Exercise objective: Reproduce all of the data that follows, character for character.

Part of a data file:
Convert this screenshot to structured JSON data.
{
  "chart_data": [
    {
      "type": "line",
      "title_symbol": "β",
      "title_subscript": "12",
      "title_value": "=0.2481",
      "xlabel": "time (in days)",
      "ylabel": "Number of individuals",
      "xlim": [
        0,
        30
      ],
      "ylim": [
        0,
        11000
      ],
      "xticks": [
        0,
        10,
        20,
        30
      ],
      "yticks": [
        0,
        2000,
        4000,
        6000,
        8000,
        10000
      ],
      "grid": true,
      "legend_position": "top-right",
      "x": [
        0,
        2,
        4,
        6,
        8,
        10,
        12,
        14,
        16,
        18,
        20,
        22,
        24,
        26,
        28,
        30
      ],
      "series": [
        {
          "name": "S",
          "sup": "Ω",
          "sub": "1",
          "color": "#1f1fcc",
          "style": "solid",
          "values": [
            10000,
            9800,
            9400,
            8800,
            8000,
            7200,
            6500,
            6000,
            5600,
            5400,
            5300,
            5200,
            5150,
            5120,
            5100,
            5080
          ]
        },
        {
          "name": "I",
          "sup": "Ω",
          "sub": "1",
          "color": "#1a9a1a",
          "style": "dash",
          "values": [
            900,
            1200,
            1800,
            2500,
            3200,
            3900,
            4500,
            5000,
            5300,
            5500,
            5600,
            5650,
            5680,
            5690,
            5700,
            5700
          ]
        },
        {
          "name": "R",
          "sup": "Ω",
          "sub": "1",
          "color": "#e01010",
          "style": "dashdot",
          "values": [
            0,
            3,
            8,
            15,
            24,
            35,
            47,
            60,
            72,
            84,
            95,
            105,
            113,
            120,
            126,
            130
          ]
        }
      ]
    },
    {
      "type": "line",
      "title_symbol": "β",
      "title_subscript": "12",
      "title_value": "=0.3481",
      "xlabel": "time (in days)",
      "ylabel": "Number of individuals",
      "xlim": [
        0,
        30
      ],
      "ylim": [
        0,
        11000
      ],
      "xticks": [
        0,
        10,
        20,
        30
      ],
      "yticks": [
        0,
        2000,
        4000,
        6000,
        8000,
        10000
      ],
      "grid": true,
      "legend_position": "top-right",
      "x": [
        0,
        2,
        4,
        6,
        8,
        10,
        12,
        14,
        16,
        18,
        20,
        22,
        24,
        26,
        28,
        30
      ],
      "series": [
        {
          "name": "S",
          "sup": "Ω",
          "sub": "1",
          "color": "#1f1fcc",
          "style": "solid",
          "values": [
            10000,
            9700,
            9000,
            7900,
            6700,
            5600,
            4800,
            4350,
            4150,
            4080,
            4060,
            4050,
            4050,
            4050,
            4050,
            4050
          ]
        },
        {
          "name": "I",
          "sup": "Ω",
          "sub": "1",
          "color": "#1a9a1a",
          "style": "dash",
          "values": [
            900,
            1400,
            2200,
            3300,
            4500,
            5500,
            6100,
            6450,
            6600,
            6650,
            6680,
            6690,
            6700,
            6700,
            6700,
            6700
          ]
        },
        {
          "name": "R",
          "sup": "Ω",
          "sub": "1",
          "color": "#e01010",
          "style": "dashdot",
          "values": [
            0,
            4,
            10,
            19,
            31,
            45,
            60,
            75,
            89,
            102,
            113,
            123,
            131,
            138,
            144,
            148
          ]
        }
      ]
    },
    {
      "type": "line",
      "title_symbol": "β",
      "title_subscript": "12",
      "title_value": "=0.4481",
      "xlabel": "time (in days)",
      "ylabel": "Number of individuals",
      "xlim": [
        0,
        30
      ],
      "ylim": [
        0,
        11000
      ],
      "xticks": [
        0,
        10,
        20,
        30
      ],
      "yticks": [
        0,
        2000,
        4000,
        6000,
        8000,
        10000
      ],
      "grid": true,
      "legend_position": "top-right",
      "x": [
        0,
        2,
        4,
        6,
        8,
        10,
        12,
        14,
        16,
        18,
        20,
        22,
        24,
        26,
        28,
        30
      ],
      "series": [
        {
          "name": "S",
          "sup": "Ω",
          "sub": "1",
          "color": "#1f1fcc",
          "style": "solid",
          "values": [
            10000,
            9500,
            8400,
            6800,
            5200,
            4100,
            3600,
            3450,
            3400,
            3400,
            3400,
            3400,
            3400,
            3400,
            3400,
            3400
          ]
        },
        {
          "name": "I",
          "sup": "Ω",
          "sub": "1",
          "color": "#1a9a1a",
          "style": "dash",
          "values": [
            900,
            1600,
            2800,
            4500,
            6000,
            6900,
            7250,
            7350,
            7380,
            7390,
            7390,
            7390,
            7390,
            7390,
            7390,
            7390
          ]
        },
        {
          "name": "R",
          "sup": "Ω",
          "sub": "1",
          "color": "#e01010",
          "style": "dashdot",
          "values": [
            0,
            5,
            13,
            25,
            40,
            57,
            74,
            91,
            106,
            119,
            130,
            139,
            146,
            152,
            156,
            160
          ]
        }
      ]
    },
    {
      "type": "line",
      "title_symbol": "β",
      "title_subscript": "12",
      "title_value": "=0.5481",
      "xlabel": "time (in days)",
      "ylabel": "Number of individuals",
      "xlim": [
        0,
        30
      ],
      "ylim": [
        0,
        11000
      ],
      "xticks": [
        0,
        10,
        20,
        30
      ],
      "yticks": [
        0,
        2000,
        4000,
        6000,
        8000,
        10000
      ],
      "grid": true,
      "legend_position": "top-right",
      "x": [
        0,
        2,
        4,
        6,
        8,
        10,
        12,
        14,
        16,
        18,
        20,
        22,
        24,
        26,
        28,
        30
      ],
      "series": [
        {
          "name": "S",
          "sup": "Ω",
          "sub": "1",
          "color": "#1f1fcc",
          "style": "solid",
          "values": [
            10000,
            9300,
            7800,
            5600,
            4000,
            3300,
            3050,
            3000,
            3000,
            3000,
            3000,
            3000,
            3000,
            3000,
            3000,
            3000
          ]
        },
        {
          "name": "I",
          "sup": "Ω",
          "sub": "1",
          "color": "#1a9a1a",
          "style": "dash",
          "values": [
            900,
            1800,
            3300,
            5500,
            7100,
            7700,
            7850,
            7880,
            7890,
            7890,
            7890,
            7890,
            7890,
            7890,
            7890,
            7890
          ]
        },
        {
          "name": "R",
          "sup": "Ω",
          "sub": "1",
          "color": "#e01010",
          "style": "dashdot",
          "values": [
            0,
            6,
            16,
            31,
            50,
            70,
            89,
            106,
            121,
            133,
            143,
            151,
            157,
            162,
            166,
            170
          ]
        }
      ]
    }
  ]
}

Full answer:
Convert this screenshot to structured JSON data.
{
  "chart_data": [
    {
      "type": "line",
      "title_symbol": "β",
      "title_subscript": "12",
      "title_value": "=0.2481",
      "xlabel": "time (in days)",
      "ylabel": "Number of individuals",
      "xlim": [
        0,
        30
      ],
      "ylim": [
        0,
        11000
      ],
      "xticks": [
        0,
        10,
        20,
        30
      ],
      "yticks": [
        0,
        2000,
        4000,
        6000,
        8000,
        10000
      ],
      "grid": true,
      "legend_position": "top-right",
      "x": [
        0,
        2,
        4,
        6,
        8,
        10,
        12,
        14,
        16,
        18,
        20,
        22,
        24,
        26,
        28,
        30
      ],
      "series": [
        {
          "name": "S",
          "sup": "Ω",
          "sub": "1",
          "color": "#1f1fcc",
          "style": "solid",
          "values": [
            10000,
            9800,
            9400,
            8800,
            8000,
            7200,
            6500,
            6000,
            5600,
            5400,
            5300,
            5200,
            5150,
            5120,
            5100,
            5080
          ]
        },
        {
          "name": "I",
          "sup": "Ω",
          "sub": "1",
          "color": "#1a9a1a",
          "style": "dash",
          "values": [
            900,
            1200,
            1800,
            2500,
            3200,
            3900,
            4500,
            5000,
            5300,
            5500,
            5600,
            5650,
            5680,
            5690,
            5700,
            5700
          ]
        },
        {
          "name": "R",
          "sup": "Ω",
          "sub": "1",
          "color": "#e01010",
          "style": "dashdot",
          "values": [
            0,
            3,
            8,
            15,
            24,
            35,
            47,
            60,
            72,
            84,
            95,
            105,
            113,
            120,
            126,
            130
          ]
        }
      ]
    },
    {
      "type": "line",
      "title_symbol": "β",
      "title_subscript": "12",
      "title_value": "=0.3481",
      "xlabel": "time (in days)",
      "ylabel": "Number of individuals",
      "xlim": [
        0,
        30
      ],
      "ylim": [
        0,
        11000
      ],
      "xticks": [
        0,
        10,
        20,
        30
      ],
      "yticks": [
        0,
        2000,
        4000,
        6000,
        8000,
        10000
      ],
      "grid": true,
      "legend_position": "top-right",
      "x": [
        0,
        2,
        4,
        6,
        8,
        10,
        12,
        14,
        16,
        18,
        20,
        22,
        24,
        26,
        28,
        30
      ],
      "series": [
        {
          "name": "S",
          "sup": "Ω",
          "sub": "1",
          "color": "#1f1fcc",
          "style": "solid",
          "values": [
            10000,
            9700,
            9000,
            7900,
            6700,
            5600,
            4800,
            4350,
            4150,
            4080,
            4060,
            4050,
            4050,
            4050,
            4050,
            4050
          ]
        },
        {
          "name": "I",
          "sup": "Ω",
          "sub": "1",
          "color": "#1a9a1a",
          "style": "dash",
          "values": [
            900,
            1400,
            2200,
            3300,
            4500,
            5500,
            6100,
            6450,
            6600,
            6650,
            6680,
            6690,
            6700,
            6700,
            6700,
            6700
          ]
        },
        {
          "name": "R",
          "sup": "Ω",
          "sub": "1",
          "color": "#e01010",
          "style": "dashdot",
          "values": [
            0,
            4,
            10,
            19,
            31,
            45,
            60,
            75,
            89,
            102,
            113,
            123,
            131,
            138,
            144,
            148
          ]
        }
      ]
    },
    {
      "type": "line",
      "title_symbol": "β",
      "title_subscript": "12",
      "title_value": "=0.4481",
      "xlabel": "time (in days)",
      "ylabel": "Number of individuals",
      "xlim": [
        0,
        30
      ],
      "ylim": [
        0,
        11000
      ],
      "xticks": [
        0,
        10,
        20,
        30
      ],
      "yticks": [
        0,
        2000,
        4000,
        6000,
        8000,
        10000
      ],
      "grid": true,
      "legend_position": "top-right",
      "x": [
        0,
        2,
        4,
        6,
        8,
        10,
        12,
        14,
        16,
        18,
        20,
        22,
        24,
        26,
        28,
        30
      ],
      "series": [
        {
          "name": "S",
          "sup": "Ω",
          "sub": "1",
          "color": "#1f1fcc",
          "style": "solid",
          "values": [
            10000,
            9500,
            8400,
            6800,
            5200,
            4100,
            3600,
            3450,
            3400,
            3400,
            3400,
            3400,
            3400,
            3400,
            3400,
            3400
          ]
        },
        {
          "name": "I",
          "sup": "Ω",
          "sub": "1",
          "color": "#1a9a1a",
          "style": "dash",
          "values": [
            900,
            1600,
            2800,
            4500,
            6000,
            6900,
            7250,
            7350,
            7380,
            7390,
            7390,
            7390,
            7390,
            7390,
            7390,
            7390
          ]
        },
        {
          "name": "R",
          "sup": "Ω",
          "sub": "1",
          "color": "#e01010",
          "style": "dashdot",
          "values": [
            0,
            5,
            13,
            25,
            40,
            57,
            74,
            91,
            106,
            119,
            130,
            139,
            146,
            152,
            156,
            160
          ]
        }
      ]
    },
    {
      "type": "line",
      "title_symbol": "β",
      "title_subscript": "12",
      "title_value": "=0.5481",
      "xlabel": "time (in days)",
      "ylabel": "Number of individuals",
      "xlim": [
        0,
        30
      ],
      "ylim": [
        0,
        11000
      ],
      "xticks": [
        0,
        10,
        20,
        30
      ],
      "yticks": [
        0,
        2000,
        4000,
        6000,
        8000,
        10000
      ],
      "grid": true,
      "legend_position": "top-right",
      "x": [
        0,
        2,
        4,
        6,
        8,
        10,
        12,
        14,
        16,
        18,
        20,
        22,
        24,
        26,
        28,
        30
      ],
      "series": [
        {
          "name": "S",
          "sup": "Ω",
          "sub": "1",
          "color": "#1f1fcc",
          "style": "solid",
          "values": [
            10000,
            9300,
            7800,
            5600,
            4000,
            3300,
            3050,
            3000,
            3000,
            3000,
            3000,
            3000,
            3000,
            3000,
            3000,
            3000
          ]
        },
        {
          "name": "I",
          "sup": "Ω",
          "sub": "1",
          "color": "#1a9a1a",
          "style": "dash",
          "values": [
            900,
            1800,
            3300,
            5500,
            7100,
            7700,
            7850,
            7880,
            7890,
            7890,
            7890,
            7890,
            7890,
            7890,
            7890,
            7890
          ]
        },
        {
          "name": "R",
          "sup": "Ω",
          "sub": "1",
          "color": "#e01010",
          "style": "dashdot",
          "values": [
            0,
            6,
            16,
            31,
            50,
            70,
            89,
            106,
            121,
            133,
            143,
            151,
            157,
            162,
            166,
            170
          ]
        }
      ]
    }
  ]
}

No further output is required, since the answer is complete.